## WORK TO COMPLETE
Report every line from the material that contains the word "Planetary".

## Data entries

## BEGIN

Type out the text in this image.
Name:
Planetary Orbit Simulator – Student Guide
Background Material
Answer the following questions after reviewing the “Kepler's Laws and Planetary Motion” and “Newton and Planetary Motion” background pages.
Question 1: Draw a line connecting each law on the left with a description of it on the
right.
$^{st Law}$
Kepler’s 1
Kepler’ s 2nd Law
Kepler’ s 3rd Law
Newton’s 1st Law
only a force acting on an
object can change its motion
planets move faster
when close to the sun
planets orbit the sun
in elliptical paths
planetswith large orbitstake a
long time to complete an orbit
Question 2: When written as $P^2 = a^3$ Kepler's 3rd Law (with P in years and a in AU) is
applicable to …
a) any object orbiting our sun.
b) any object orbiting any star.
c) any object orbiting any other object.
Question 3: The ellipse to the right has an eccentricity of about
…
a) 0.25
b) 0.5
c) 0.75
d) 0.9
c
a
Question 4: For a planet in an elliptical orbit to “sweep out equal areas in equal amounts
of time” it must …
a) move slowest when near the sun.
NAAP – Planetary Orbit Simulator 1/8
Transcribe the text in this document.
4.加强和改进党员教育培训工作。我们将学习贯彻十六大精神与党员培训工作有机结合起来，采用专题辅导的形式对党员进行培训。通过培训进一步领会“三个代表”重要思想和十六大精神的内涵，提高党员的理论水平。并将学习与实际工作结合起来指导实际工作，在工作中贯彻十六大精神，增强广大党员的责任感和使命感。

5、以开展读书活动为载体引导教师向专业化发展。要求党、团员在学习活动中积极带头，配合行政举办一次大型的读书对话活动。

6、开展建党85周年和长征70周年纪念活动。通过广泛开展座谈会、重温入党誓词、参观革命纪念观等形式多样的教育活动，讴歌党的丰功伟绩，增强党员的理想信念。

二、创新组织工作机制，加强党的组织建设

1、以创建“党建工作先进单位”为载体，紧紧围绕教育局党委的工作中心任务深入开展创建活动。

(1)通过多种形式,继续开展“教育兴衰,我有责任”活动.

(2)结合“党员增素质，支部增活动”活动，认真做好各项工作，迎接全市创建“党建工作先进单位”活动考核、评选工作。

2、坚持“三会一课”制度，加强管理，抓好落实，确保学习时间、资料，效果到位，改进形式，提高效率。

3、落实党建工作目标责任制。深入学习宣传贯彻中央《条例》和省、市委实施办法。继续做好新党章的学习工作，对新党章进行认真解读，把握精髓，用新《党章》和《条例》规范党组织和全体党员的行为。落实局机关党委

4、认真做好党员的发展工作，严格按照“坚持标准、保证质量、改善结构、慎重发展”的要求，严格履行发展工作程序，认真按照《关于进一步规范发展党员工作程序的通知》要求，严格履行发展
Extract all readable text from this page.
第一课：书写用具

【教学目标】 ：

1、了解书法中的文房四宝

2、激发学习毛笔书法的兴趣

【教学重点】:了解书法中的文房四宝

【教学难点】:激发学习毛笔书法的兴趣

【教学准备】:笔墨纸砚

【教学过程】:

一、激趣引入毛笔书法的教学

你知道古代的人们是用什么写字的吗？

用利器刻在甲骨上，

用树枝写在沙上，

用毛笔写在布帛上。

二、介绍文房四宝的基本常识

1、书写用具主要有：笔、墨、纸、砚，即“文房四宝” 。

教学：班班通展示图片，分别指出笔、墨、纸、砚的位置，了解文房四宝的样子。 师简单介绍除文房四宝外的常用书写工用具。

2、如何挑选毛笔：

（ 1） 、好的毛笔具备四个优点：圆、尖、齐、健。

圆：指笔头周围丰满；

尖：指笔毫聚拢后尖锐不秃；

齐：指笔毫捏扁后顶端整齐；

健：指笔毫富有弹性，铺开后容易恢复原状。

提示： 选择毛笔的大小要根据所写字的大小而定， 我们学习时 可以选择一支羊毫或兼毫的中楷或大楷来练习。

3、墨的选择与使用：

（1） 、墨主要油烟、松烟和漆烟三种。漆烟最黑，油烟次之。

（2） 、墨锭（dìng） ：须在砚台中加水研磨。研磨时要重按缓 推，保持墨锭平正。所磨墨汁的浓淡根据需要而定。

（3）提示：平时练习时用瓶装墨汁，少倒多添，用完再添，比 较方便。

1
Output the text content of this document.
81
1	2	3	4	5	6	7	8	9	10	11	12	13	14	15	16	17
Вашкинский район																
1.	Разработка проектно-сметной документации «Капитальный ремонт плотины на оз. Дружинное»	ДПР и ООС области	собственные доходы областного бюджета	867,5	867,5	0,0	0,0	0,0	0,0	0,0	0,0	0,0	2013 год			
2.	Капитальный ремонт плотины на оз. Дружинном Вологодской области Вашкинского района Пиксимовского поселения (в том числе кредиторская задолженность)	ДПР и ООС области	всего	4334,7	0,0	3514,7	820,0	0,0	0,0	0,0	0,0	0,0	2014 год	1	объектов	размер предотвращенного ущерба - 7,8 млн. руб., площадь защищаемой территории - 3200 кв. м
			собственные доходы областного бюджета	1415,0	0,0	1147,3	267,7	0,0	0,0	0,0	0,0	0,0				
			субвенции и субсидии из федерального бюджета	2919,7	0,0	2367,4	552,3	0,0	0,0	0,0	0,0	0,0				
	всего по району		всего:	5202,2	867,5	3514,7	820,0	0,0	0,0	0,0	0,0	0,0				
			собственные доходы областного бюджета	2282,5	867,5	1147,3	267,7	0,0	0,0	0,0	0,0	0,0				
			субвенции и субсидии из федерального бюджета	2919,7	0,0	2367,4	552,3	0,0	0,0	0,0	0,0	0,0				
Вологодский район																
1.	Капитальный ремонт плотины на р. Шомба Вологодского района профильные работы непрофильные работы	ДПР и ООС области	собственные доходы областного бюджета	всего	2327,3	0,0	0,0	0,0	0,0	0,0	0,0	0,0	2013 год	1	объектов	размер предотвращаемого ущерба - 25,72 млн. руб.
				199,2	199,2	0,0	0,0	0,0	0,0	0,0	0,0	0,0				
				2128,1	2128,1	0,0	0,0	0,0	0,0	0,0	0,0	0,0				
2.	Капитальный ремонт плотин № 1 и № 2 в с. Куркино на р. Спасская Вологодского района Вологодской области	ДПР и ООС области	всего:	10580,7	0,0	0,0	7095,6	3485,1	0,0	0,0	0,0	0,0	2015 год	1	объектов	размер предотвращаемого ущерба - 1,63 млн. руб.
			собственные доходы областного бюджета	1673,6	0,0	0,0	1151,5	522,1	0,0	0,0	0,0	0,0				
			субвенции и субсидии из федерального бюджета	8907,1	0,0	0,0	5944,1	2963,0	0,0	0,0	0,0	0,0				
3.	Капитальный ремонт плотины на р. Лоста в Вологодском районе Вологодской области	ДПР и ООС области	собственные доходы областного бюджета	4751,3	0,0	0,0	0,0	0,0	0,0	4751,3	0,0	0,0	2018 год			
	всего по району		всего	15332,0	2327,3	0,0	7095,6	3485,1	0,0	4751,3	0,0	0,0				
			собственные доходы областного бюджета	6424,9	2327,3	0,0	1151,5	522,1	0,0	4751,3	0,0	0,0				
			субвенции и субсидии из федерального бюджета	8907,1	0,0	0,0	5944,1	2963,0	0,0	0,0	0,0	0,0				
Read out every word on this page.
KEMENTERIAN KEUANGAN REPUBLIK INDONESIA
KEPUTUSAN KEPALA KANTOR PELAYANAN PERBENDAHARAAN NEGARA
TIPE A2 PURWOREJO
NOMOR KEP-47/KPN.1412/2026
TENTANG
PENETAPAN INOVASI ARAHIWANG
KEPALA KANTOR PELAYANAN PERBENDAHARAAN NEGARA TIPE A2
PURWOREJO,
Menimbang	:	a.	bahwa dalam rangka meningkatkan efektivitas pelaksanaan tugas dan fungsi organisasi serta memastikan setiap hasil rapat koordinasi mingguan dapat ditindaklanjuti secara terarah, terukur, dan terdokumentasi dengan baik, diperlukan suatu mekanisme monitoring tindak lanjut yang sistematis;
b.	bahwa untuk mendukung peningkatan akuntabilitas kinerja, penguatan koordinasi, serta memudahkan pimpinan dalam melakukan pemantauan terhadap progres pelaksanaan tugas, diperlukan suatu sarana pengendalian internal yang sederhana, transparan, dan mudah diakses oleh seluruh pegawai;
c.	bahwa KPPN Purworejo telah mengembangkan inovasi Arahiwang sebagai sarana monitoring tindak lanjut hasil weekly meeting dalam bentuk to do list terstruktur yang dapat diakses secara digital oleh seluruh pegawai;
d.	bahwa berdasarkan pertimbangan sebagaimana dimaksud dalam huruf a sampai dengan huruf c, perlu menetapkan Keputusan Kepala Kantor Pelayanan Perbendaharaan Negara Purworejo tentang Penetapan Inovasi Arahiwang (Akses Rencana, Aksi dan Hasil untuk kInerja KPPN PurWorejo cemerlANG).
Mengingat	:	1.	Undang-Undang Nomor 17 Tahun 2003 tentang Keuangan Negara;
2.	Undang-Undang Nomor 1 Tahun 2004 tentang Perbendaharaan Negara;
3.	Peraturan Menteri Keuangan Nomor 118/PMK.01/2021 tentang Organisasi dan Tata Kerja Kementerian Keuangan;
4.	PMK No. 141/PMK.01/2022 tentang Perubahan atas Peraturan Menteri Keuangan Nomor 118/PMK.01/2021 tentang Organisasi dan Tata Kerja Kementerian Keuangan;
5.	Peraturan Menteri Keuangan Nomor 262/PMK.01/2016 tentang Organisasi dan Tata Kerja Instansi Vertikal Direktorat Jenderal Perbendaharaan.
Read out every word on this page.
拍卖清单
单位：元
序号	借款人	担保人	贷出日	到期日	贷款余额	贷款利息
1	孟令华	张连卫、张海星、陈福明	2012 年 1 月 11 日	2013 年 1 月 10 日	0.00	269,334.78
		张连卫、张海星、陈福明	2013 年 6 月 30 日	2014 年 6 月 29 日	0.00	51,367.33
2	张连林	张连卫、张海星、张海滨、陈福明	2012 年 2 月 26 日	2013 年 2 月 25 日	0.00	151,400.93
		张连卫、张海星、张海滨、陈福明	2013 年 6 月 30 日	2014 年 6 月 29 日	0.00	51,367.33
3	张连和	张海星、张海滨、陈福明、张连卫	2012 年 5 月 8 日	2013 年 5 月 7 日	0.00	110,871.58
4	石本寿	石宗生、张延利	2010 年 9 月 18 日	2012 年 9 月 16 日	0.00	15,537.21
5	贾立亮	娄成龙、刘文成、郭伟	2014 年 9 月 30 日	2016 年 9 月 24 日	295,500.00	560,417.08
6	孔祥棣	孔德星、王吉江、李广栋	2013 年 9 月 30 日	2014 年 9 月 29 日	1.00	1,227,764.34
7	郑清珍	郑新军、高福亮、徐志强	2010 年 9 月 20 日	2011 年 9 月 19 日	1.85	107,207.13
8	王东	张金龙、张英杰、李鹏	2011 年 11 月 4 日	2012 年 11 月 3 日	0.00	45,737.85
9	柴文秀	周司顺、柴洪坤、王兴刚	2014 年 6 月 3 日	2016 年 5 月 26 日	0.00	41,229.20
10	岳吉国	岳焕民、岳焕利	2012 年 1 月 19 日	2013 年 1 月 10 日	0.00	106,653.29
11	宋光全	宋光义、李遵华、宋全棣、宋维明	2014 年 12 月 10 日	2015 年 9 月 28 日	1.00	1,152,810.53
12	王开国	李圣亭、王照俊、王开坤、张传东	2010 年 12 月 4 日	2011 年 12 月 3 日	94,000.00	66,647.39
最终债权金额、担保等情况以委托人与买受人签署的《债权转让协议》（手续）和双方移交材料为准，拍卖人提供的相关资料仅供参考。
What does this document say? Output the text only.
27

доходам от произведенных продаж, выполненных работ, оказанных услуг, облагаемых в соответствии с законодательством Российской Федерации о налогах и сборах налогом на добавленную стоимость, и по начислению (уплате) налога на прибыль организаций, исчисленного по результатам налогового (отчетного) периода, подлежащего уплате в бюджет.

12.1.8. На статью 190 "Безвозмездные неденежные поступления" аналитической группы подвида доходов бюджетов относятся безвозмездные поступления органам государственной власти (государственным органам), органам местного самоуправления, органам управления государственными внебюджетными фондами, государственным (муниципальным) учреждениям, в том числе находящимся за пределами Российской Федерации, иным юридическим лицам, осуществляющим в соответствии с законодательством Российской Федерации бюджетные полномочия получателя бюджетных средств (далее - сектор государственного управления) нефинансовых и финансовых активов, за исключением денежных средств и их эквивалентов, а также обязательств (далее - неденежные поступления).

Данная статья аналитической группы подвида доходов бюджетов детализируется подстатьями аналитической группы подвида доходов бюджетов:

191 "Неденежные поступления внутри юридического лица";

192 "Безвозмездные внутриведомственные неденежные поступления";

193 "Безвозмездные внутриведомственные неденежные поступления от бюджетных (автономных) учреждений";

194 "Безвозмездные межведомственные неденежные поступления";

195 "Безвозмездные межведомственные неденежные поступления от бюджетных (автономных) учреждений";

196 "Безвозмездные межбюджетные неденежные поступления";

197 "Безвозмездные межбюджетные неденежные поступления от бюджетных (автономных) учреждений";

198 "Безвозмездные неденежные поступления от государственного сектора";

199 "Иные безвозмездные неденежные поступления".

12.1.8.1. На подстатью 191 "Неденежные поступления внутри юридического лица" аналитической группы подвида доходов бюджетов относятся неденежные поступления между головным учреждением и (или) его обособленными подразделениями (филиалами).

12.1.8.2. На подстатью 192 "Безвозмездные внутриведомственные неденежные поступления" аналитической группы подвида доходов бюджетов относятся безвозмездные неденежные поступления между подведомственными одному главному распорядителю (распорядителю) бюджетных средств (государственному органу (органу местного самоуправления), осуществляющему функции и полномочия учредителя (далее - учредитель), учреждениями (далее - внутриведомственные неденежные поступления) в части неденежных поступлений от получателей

## END

## RESULT FOR THIS EXERCISE
Planetary Orbit Simulator – Student Guide
Answer the following questions after reviewing the “Kepler's Laws and Planetary Motion” and “Newton and Planetary Motion” background pages.
NAAP – Planetary Orbit Simulator 1/8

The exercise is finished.